> [Exercise]
Below are records to transcribe exactly, without their pictures.

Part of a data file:
━━━━━━━━━━━━━━━━━━━━━━━━━━━━━━
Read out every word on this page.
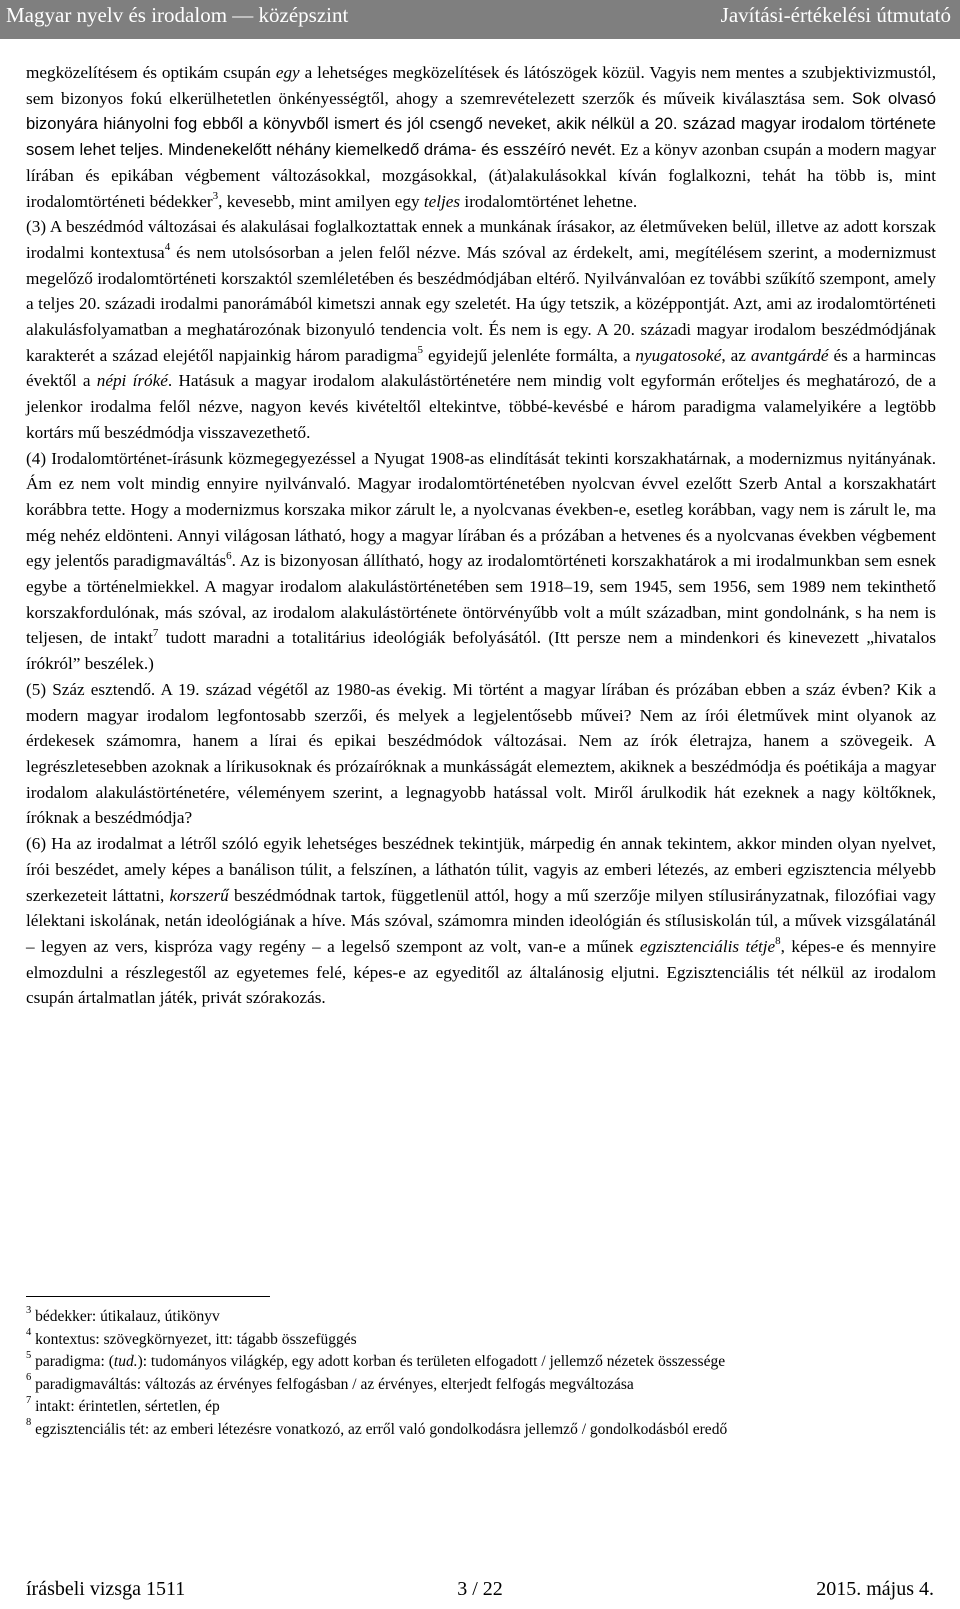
Magyar nyelv és irodalom — középszint	Javítási-értékelési útmutató

megközelítésem és optikám csupán egy a lehetséges megközelítések és látószögek közül. Vagyis nem mentes a szubjektivizmustól, sem bizonyos fokú elkerülhetetlen önkényességtől, ahogy a szemrevételezett szerzők és műveik kiválasztása sem. Sok olvasó bizonyára hiányolni fog ebből a könyvből ismert és jól csengő neveket, akik nélkül a 20. század magyar irodalom története sosem lehet teljes. Mindenekelőtt néhány kiemelkedő dráma- és esszéíró nevét. Ez a könyv azonban csupán a modern magyar lírában és epikában végbement változásokkal, mozgásokkal, (át)alakulásokkal kíván foglalkozni, tehát ha több is, mint irodalomtörténeti bédekker$^3$, kevesebb, mint amilyen egy teljes irodalomtörténet lehetne.

(3) A beszédmód változásai és alakulásai foglalkoztattak ennek a munkának írásakor, az életműveken belül, illetve az adott korszak irodalmi kontextusa$^4$ és nem utolsósorban a jelen felől nézve. Más szóval az érdekelt, ami, megítélésem szerint, a modernizmust megelőző irodalomtörténeti korszaktól szemléletében és beszédmódjában eltérő. Nyilvánvalóan ez további szűkítő szempont, amely a teljes 20. századi irodalmi panorámából kimetszi annak egy szeletét. Ha úgy tetszik, a középpontját. Azt, ami az irodalomtörténeti alakulásfolyamatban a meghatározónak bizonyuló tendencia volt. És nem is egy. A 20. századi magyar irodalom beszédmódjának karakterét a század elejétől napjainkig három paradigma$^5$ egyidejű jelenléte formálta, a nyugatosoké, az avantgárdé és a harmincas évektől a népi íróké. Hatásuk a magyar irodalom alakulástörténetére nem mindig volt egyformán erőteljes és meghatározó, de a jelenkor irodalma felől nézve, nagyon kevés kivételtől eltekintve, többé-kevésbé e három paradigma valamelyikére a legtöbb kortárs mű beszédmódja visszavezethető.

(4) Irodalomtörténet-írásunk közmegegyezéssel a Nyugat 1908-as elindítását tekinti korszakhatárnak, a modernizmus nyitányának. Ám ez nem volt mindig ennyire nyilvánvaló. Magyar irodalomtörténetében nyolcvan évvel ezelőtt Szerb Antal a korszakhatárt korábbra tette. Hogy a modernizmus korszaka mikor zárult le, a nyolcvanas években-e, esetleg korábban, vagy nem is zárult le, ma még nehéz eldönteni. Annyi világosan látható, hogy a magyar lírában és a prózában a hetvenes és a nyolcvanas években végbement egy jelentős paradigmaváltás$^6$. Az is bizonyosan állítható, hogy az irodalomtörténeti korszakhatárok a mi irodalmunkban sem esnek egybe a történelmiekkel. A magyar irodalom alakulástörténetében sem 1918–19, sem 1945, sem 1956, sem 1989 nem tekinthető korszakfordulónak, más szóval, az irodalom alakulástörténete öntörvényűbb volt a múlt században, mint gondolnánk, s ha nem is teljesen, de intakt$^7$ tudott maradni a totalitárius ideológiák befolyásától. (Itt persze nem a mindenkori és kinevezett „hivatalos írókról” beszélek.)

(5) Száz esztendő. A 19. század végétől az 1980-as évekig. Mi történt a magyar lírában és prózában ebben a száz évben? Kik a modern magyar irodalom legfontosabb szerzői, és melyek a legjelentősebb művei? Nem az írói életművek mint olyanok az érdekesek számomra, hanem a lírai és epikai beszédmódok változásai. Nem az írók életrajza, hanem a szövegeik. A legrészletesebben azoknak a lírikusoknak és prózaíróknak a munkásságát elemeztem, akiknek a beszédmódja és poétikája a magyar irodalom alakulástörténetére, véleményem szerint, a legnagyobb hatással volt. Miről árulkodik hát ezeknek a nagy költőknek, íróknak a beszédmódja?

(6) Ha az irodalmat a létről szóló egyik lehetséges beszédnek tekintjük, márpedig én annak tekintem, akkor minden olyan nyelvet, írói beszédet, amely képes a banálison túlit, a felszínen, a láthatón túlit, vagyis az emberi létezés, az emberi egzisztencia mélyebb szerkezeteit láttatni, korszerű beszédmódnak tartok, függetlenül attól, hogy a mű szerzője milyen stílusirányzatnak, filozófiai vagy lélektani iskolának, netán ideológiának a híve. Más szóval, számomra minden ideológián és stílusiskolán túl, a művek vizsgálatánál – legyen az vers, kispróza vagy regény – a legelső szempont az volt, van-e a műnek egzisztenciális tétje$^8$, képes-e és mennyire elmozdulni a részlegestől az egyetemes felé, képes-e az egyeditől az általánosig eljutni. Egzisztenciális tét nélkül az irodalom csupán ártalmatlan játék, privát szórakozás.

$^3$ bédekker: útikalauz, útikönyv

$^4$ kontextus: szövegkörnyezet, itt: tágabb összefüggés

$^5$ paradigma: (tud.): tudományos világkép, egy adott korban és területen elfogadott / jellemző nézetek összessége

$^6$ paradigmaváltás: változás az érvényes felfogásban / az érvényes, elterjedt felfogás megváltozása

$^7$ intakt: érintetlen, sértetlen, ép

$^8$ egzisztenciális tét: az emberi létezésre vonatkozó, az erről való gondolkodásra jellemző / gondolkodásból eredő

3 / 22
írásbeli vizsga 1511	2015. május 4.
━━━━━━━━━━━━━━━━━━━━━━━━━━━━━━
> [Expected answer]
Read out every word on this page.
Magyar nyelv és irodalom — középszint	Javítási-értékelési útmutató

megközelítésem és optikám csupán egy a lehetséges megközelítések és látószögek közül. Vagyis nem mentes a szubjektivizmustól, sem bizonyos fokú elkerülhetetlen önkényességtől, ahogy a szemrevételezett szerzők és műveik kiválasztása sem. Sok olvasó bizonyára hiányolni fog ebből a könyvből ismert és jól csengő neveket, akik nélkül a 20. század magyar irodalom története sosem lehet teljes. Mindenekelőtt néhány kiemelkedő dráma- és esszéíró nevét. Ez a könyv azonban csupán a modern magyar lírában és epikában végbement változásokkal, mozgásokkal, (át)alakulásokkal kíván foglalkozni, tehát ha több is, mint irodalomtörténeti bédekker$^3$, kevesebb, mint amilyen egy teljes irodalomtörténet lehetne.

(3) A beszédmód változásai és alakulásai foglalkoztattak ennek a munkának írásakor, az életműveken belül, illetve az adott korszak irodalmi kontextusa$^4$ és nem utolsósorban a jelen felől nézve. Más szóval az érdekelt, ami, megítélésem szerint, a modernizmust megelőző irodalomtörténeti korszaktól szemléletében és beszédmódjában eltérő. Nyilvánvalóan ez további szűkítő szempont, amely a teljes 20. századi irodalmi panorámából kimetszi annak egy szeletét. Ha úgy tetszik, a középpontját. Azt, ami az irodalomtörténeti alakulásfolyamatban a meghatározónak bizonyuló tendencia volt. És nem is egy. A 20. századi magyar irodalom beszédmódjának karakterét a század elejétől napjainkig három paradigma$^5$ egyidejű jelenléte formálta, a nyugatosoké, az avantgárdé és a harmincas évektől a népi íróké. Hatásuk a magyar irodalom alakulástörténetére nem mindig volt egyformán erőteljes és meghatározó, de a jelenkor irodalma felől nézve, nagyon kevés kivételtől eltekintve, többé-kevésbé e három paradigma valamelyikére a legtöbb kortárs mű beszédmódja visszavezethető.

(4) Irodalomtörténet-írásunk közmegegyezéssel a Nyugat 1908-as elindítását tekinti korszakhatárnak, a modernizmus nyitányának. Ám ez nem volt mindig ennyire nyilvánvaló. Magyar irodalomtörténetében nyolcvan évvel ezelőtt Szerb Antal a korszakhatárt korábbra tette. Hogy a modernizmus korszaka mikor zárult le, a nyolcvanas években-e, esetleg korábban, vagy nem is zárult le, ma még nehéz eldönteni. Annyi világosan látható, hogy a magyar lírában és a prózában a hetvenes és a nyolcvanas években végbement egy jelentős paradigmaváltás$^6$. Az is bizonyosan állítható, hogy az irodalomtörténeti korszakhatárok a mi irodalmunkban sem esnek egybe a történelmiekkel. A magyar irodalom alakulástörténetében sem 1918–19, sem 1945, sem 1956, sem 1989 nem tekinthető korszakfordulónak, más szóval, az irodalom alakulástörténete öntörvényűbb volt a múlt században, mint gondolnánk, s ha nem is teljesen, de intakt$^7$ tudott maradni a totalitárius ideológiák befolyásától. (Itt persze nem a mindenkori és kinevezett „hivatalos írókról” beszélek.)

(5) Száz esztendő. A 19. század végétől az 1980-as évekig. Mi történt a magyar lírában és prózában ebben a száz évben? Kik a modern magyar irodalom legfontosabb szerzői, és melyek a legjelentősebb művei? Nem az írói életművek mint olyanok az érdekesek számomra, hanem a lírai és epikai beszédmódok változásai. Nem az írók életrajza, hanem a szövegeik. A legrészletesebben azoknak a lírikusoknak és prózaíróknak a munkásságát elemeztem, akiknek a beszédmódja és poétikája a magyar irodalom alakulástörténetére, véleményem szerint, a legnagyobb hatással volt. Miről árulkodik hát ezeknek a nagy költőknek, íróknak a beszédmódja?

(6) Ha az irodalmat a létről szóló egyik lehetséges beszédnek tekintjük, márpedig én annak tekintem, akkor minden olyan nyelvet, írói beszédet, amely képes a banálison túlit, a felszínen, a láthatón túlit, vagyis az emberi létezés, az emberi egzisztencia mélyebb szerkezeteit láttatni, korszerű beszédmódnak tartok, függetlenül attól, hogy a mű szerzője milyen stílusirányzatnak, filozófiai vagy lélektani iskolának, netán ideológiának a híve. Más szóval, számomra minden ideológián és stílusiskolán túl, a művek vizsgálatánál – legyen az vers, kispróza vagy regény – a legelső szempont az volt, van-e a műnek egzisztenciális tétje$^8$, képes-e és mennyire elmozdulni a részlegestől az egyetemes felé, képes-e az egyeditől az általánosig eljutni. Egzisztenciális tét nélkül az irodalom csupán ártalmatlan játék, privát szórakozás.

$^3$ bédekker: útikalauz, útikönyv

$^4$ kontextus: szövegkörnyezet, itt: tágabb összefüggés

$^5$ paradigma: (tud.): tudományos világkép, egy adott korban és területen elfogadott / jellemző nézetek összessége

$^6$ paradigmaváltás: változás az érvényes felfogásban / az érvényes, elterjedt felfogás megváltozása

$^7$ intakt: érintetlen, sértetlen, ép

$^8$ egzisztenciális tét: az emberi létezésre vonatkozó, az erről való gondolkodásra jellemző / gondolkodásból eredő

3 / 22
írásbeli vizsga 1511	2015. május 4.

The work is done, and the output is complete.